Problem: Search the records below for the word "value" and show every line where it occurs.
-- Stored data start --
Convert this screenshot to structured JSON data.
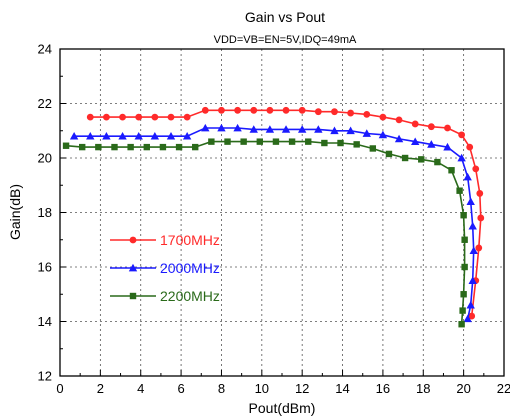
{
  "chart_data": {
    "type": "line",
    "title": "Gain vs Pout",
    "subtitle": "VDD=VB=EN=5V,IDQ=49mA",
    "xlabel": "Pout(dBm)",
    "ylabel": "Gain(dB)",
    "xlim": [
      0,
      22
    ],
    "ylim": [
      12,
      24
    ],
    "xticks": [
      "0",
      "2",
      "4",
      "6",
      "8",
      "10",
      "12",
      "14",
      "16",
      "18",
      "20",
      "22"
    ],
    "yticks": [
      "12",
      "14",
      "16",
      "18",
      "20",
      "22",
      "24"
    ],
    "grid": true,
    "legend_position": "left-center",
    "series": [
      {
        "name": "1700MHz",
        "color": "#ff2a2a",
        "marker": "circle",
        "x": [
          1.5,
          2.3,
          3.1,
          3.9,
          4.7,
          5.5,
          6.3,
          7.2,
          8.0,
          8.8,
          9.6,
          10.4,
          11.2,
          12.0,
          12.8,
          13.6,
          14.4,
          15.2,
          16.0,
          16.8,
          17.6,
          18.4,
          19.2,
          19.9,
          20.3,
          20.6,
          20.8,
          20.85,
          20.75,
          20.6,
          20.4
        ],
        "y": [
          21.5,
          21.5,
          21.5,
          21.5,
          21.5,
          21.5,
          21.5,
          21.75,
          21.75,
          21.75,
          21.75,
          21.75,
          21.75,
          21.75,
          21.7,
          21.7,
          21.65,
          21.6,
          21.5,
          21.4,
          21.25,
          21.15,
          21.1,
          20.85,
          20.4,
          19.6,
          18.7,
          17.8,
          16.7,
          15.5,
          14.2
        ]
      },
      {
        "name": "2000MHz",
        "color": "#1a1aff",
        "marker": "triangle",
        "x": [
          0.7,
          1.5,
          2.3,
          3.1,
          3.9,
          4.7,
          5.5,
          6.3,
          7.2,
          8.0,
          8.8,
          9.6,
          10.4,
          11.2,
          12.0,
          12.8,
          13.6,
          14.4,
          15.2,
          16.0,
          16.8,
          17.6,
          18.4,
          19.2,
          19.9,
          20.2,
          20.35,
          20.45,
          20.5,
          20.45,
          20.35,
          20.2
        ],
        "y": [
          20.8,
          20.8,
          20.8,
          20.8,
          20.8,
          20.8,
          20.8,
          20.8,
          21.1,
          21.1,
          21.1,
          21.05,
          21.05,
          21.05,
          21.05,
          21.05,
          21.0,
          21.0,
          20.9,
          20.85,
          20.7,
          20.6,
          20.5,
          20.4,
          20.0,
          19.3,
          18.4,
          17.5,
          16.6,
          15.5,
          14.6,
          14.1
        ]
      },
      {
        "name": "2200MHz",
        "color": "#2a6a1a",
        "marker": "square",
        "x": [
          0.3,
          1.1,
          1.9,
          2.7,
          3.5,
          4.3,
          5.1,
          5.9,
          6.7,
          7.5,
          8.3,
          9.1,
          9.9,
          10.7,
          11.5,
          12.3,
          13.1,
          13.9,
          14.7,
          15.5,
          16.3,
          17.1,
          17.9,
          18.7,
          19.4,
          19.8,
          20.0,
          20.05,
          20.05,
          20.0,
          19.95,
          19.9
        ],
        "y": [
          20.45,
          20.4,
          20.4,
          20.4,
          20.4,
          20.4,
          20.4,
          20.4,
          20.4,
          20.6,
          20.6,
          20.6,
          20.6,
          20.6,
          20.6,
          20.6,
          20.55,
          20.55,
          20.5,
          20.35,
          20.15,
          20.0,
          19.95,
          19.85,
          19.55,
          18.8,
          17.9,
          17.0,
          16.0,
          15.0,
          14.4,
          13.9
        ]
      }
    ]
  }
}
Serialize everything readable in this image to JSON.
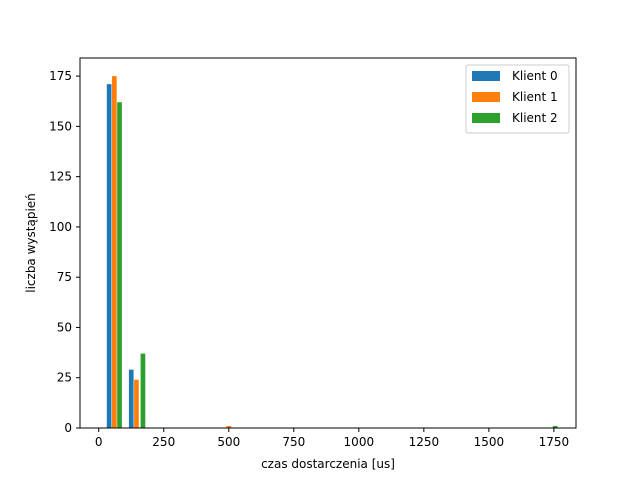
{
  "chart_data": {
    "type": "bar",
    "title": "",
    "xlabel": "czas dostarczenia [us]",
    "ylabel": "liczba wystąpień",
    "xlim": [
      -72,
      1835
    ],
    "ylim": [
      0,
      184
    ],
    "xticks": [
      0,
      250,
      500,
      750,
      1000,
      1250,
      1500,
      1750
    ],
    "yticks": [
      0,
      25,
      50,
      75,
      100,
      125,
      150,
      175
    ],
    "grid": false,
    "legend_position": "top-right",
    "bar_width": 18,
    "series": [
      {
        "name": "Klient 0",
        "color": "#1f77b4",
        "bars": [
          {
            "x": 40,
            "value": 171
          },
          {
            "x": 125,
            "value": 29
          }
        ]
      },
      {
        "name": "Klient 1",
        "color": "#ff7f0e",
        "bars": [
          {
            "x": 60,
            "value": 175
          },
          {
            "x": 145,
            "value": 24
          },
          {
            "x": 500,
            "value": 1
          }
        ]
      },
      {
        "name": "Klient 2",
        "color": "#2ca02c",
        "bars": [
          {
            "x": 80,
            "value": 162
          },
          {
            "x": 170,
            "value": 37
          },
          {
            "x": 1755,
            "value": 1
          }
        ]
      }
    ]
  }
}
-- Stored data end --
Exercise output:
            "value": 171
            "value": 29
            "value": 175
            "value": 24
            "value": 1
            "value": 162
            "value": 37
            "value": 1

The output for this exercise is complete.